WORK TO DO: Output the data below in full, character for character.
____________
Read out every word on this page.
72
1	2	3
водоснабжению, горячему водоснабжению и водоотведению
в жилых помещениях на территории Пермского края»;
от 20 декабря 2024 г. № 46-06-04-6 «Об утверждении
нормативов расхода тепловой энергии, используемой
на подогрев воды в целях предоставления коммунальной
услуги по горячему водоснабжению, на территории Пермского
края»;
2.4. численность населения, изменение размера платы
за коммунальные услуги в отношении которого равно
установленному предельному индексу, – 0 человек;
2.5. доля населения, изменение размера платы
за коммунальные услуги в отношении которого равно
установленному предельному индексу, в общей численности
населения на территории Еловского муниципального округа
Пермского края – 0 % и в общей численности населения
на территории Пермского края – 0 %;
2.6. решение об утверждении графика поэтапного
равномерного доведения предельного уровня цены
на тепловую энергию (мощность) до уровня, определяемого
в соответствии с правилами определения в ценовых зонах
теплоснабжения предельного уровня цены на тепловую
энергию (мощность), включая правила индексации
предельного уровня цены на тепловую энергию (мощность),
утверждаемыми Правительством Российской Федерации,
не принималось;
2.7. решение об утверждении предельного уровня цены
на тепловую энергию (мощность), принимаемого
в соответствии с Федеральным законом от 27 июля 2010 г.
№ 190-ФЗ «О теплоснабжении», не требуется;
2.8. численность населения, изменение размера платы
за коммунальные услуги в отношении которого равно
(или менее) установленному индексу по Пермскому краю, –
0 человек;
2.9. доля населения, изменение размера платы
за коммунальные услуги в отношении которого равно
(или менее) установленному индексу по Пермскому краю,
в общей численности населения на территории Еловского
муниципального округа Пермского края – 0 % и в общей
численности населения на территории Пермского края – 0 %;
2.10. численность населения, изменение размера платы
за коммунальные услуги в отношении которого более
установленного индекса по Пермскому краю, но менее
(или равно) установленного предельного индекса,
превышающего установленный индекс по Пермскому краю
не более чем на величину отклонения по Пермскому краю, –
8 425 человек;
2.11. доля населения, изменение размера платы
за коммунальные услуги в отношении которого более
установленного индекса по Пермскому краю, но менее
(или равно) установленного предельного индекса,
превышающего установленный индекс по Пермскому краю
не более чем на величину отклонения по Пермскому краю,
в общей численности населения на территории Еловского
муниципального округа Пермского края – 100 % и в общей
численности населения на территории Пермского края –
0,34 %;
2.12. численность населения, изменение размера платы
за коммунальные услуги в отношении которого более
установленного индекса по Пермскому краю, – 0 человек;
____________
RESULT OF THE EXERCISE:
Read out every word on this page.
72
1	2	3
водоснабжению, горячему водоснабжению и водоотведению
в жилых помещениях на территории Пермского края»;
от 20 декабря 2024 г. № 46-06-04-6 «Об утверждении
нормативов расхода тепловой энергии, используемой
на подогрев воды в целях предоставления коммунальной
услуги по горячему водоснабжению, на территории Пермского
края»;
2.4. численность населения, изменение размера платы
за коммунальные услуги в отношении которого равно
установленному предельному индексу, – 0 человек;
2.5. доля населения, изменение размера платы
за коммунальные услуги в отношении которого равно
установленному предельному индексу, в общей численности
населения на территории Еловского муниципального округа
Пермского края – 0 % и в общей численности населения
на территории Пермского края – 0 %;
2.6. решение об утверждении графика поэтапного
равномерного доведения предельного уровня цены
на тепловую энергию (мощность) до уровня, определяемого
в соответствии с правилами определения в ценовых зонах
теплоснабжения предельного уровня цены на тепловую
энергию (мощность), включая правила индексации
предельного уровня цены на тепловую энергию (мощность),
утверждаемыми Правительством Российской Федерации,
не принималось;
2.7. решение об утверждении предельного уровня цены
на тепловую энергию (мощность), принимаемого
в соответствии с Федеральным законом от 27 июля 2010 г.
№ 190-ФЗ «О теплоснабжении», не требуется;
2.8. численность населения, изменение размера платы
за коммунальные услуги в отношении которого равно
(или менее) установленному индексу по Пермскому краю, –
0 человек;
2.9. доля населения, изменение размера платы
за коммунальные услуги в отношении которого равно
(или менее) установленному индексу по Пермскому краю,
в общей численности населения на территории Еловского
муниципального округа Пермского края – 0 % и в общей
численности населения на территории Пермского края – 0 %;
2.10. численность населения, изменение размера платы
за коммунальные услуги в отношении которого более
установленного индекса по Пермскому краю, но менее
(или равно) установленного предельного индекса,
превышающего установленный индекс по Пермскому краю
не более чем на величину отклонения по Пермскому краю, –
8 425 человек;
2.11. доля населения, изменение размера платы
за коммунальные услуги в отношении которого более
установленного индекса по Пермскому краю, но менее
(или равно) установленного предельного индекса,
превышающего установленный индекс по Пермскому краю
не более чем на величину отклонения по Пермскому краю,
в общей численности населения на территории Еловского
муниципального округа Пермского края – 100 % и в общей
численности населения на территории Пермского края –
0,34 %;
2.12. численность населения, изменение размера платы
за коммунальные услуги в отношении которого более
установленного индекса по Пермскому краю, – 0 человек;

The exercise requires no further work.